Task objective:
Lift out each line of the data that holds "summary".

>> Begin Data in this exercise

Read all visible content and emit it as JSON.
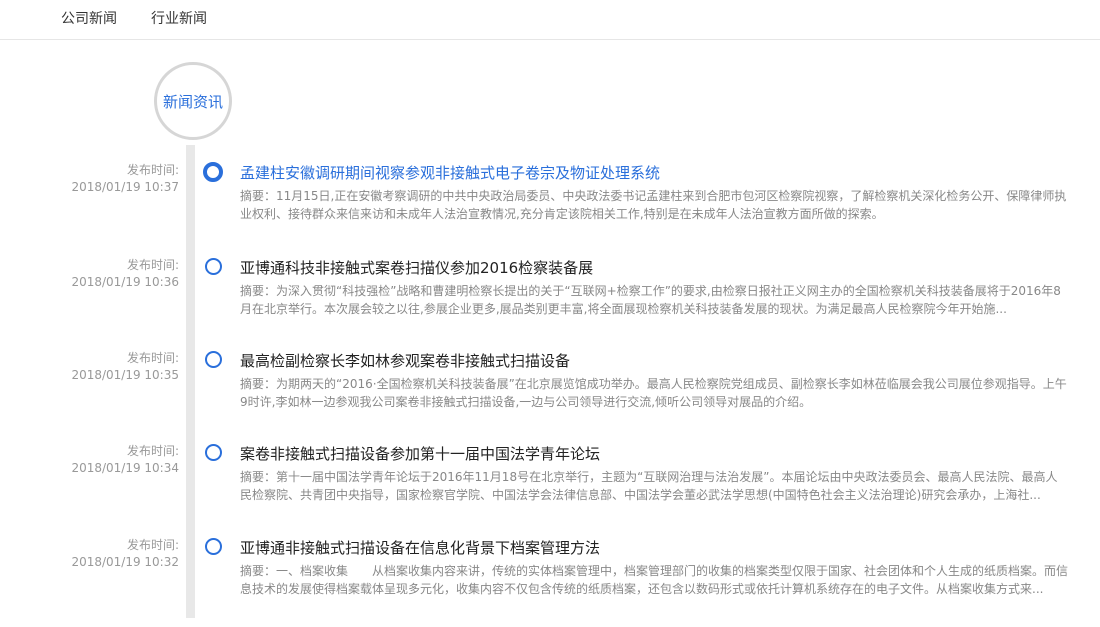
{
  "nav": {
    "tabs": [
      {
        "label": "公司新闻"
      },
      {
        "label": "行业新闻"
      }
    ]
  },
  "header": {
    "title": "新闻资讯"
  },
  "news": [
    {
      "date_label": "发布时间:",
      "date": "2018/01/19 10:37",
      "title": "孟建柱安徽调研期间视察参观非接触式电子卷宗及物证处理系统",
      "summary": "摘要：11月15日,正在安徽考察调研的中共中央政治局委员、中央政法委书记孟建柱来到合肥市包河区检察院视察，了解检察机关深化检务公开、保障律师执业权利、接待群众来信来访和未成年人法治宣教情况,充分肯定该院相关工作,特别是在未成年人法治宣教方面所做的探索。"
    },
    {
      "date_label": "发布时间:",
      "date": "2018/01/19 10:36",
      "title": "亚博通科技非接触式案卷扫描仪参加2016检察装备展",
      "summary": "摘要：为深入贯彻“科技强检”战略和曹建明检察长提出的关于“互联网+检察工作”的要求,由检察日报社正义网主办的全国检察机关科技装备展将于2016年8月在北京举行。本次展会较之以往,参展企业更多,展品类别更丰富,将全面展现检察机关科技装备发展的现状。为满足最高人民检察院今年开始施..."
    },
    {
      "date_label": "发布时间:",
      "date": "2018/01/19 10:35",
      "title": "最高检副检察长李如林参观案卷非接触式扫描设备",
      "summary": "摘要：为期两天的“2016·全国检察机关科技装备展”在北京展览馆成功举办。最高人民检察院党组成员、副检察长李如林莅临展会我公司展位参观指导。上午9时许,李如林一边参观我公司案卷非接触式扫描设备,一边与公司领导进行交流,倾听公司领导对展品的介绍。"
    },
    {
      "date_label": "发布时间:",
      "date": "2018/01/19 10:34",
      "title": "案卷非接触式扫描设备参加第十一届中国法学青年论坛",
      "summary": "摘要：第十一届中国法学青年论坛于2016年11月18号在北京举行，主题为“互联网治理与法治发展”。本届论坛由中央政法委员会、最高人民法院、最高人民检察院、共青团中央指导，国家检察官学院、中国法学会法律信息部、中国法学会董必武法学思想(中国特色社会主义法治理论)研究会承办，上海社..."
    },
    {
      "date_label": "发布时间:",
      "date": "2018/01/19 10:32",
      "title": "亚博通非接触式扫描设备在信息化背景下档案管理方法",
      "summary": "摘要：一、档案收集　　从档案收集内容来讲，传统的实体档案管理中，档案管理部门的收集的档案类型仅限于国家、社会团体和个人生成的纸质档案。而信息技术的发展使得档案载体呈现多元化，收集内容不仅包含传统的纸质档案，还包含以数码形式或依托计算机系统存在的电子文件。从档案收集方式来..."
    }
  ],
  "colors": {
    "accent": "#2a6fdb",
    "rail": "#e8e8e8",
    "muted": "#999999"
  }
}
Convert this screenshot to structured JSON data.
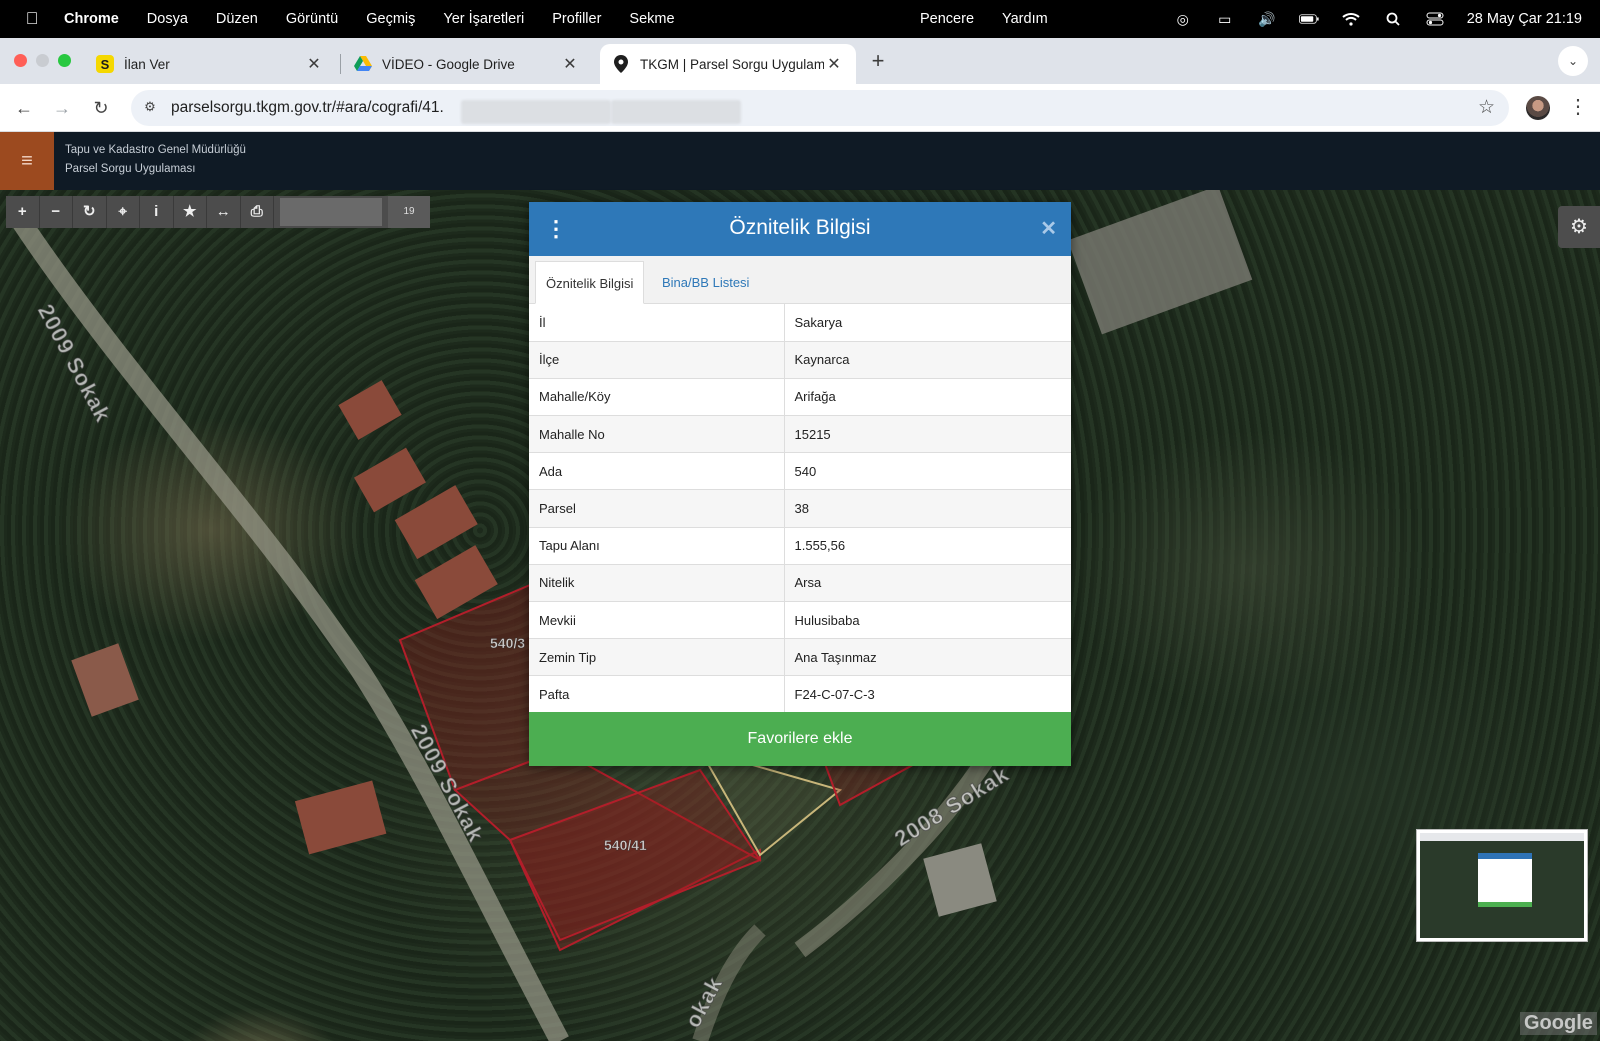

>> End Data in this exercise

Correct response:
      "summary": "摘要：11月15日,正在安徽考察调研的中共中央政治局委员、中央政法委书记孟建柱来到合肥市包河区检察院视察，了解检察机关深化检务公开、保障律师执业权利、接待群众来信来访和未成年人法治宣教情况,充分肯定该院相关工作,特别是在未成年人法治宣教方面所做的探索。"
      "summary": "摘要：为深入贯彻“科技强检”战略和曹建明检察长提出的关于“互联网+检察工作”的要求,由检察日报社正义网主办的全国检察机关科技装备展将于2016年8月在北京举行。本次展会较之以往,参展企业更多,展品类别更丰富,将全面展现检察机关科技装备发展的现状。为满足最高人民检察院今年开始施..."
      "summary": "摘要：为期两天的“2016·全国检察机关科技装备展”在北京展览馆成功举办。最高人民检察院党组成员、副检察长李如林莅临展会我公司展位参观指导。上午9时许,李如林一边参观我公司案卷非接触式扫描设备,一边与公司领导进行交流,倾听公司领导对展品的介绍。"
      "summary": "摘要：第十一届中国法学青年论坛于2016年11月18号在北京举行，主题为“互联网治理与法治发展”。本届论坛由中央政法委员会、最高人民法院、最高人民检察院、共青团中央指导，国家检察官学院、中国法学会法律信息部、中国法学会董必武法学思想(中国特色社会主义法治理论)研究会承办，上海社..."
      "summary": "摘要：一、档案收集　　从档案收集内容来讲，传统的实体档案管理中，档案管理部门的收集的档案类型仅限于国家、社会团体和个人生成的纸质档案。而信息技术的发展使得档案载体呈现多元化，收集内容不仅包含传统的纸质档案，还包含以数码形式或依托计算机系统存在的电子文件。从档案收集方式来..."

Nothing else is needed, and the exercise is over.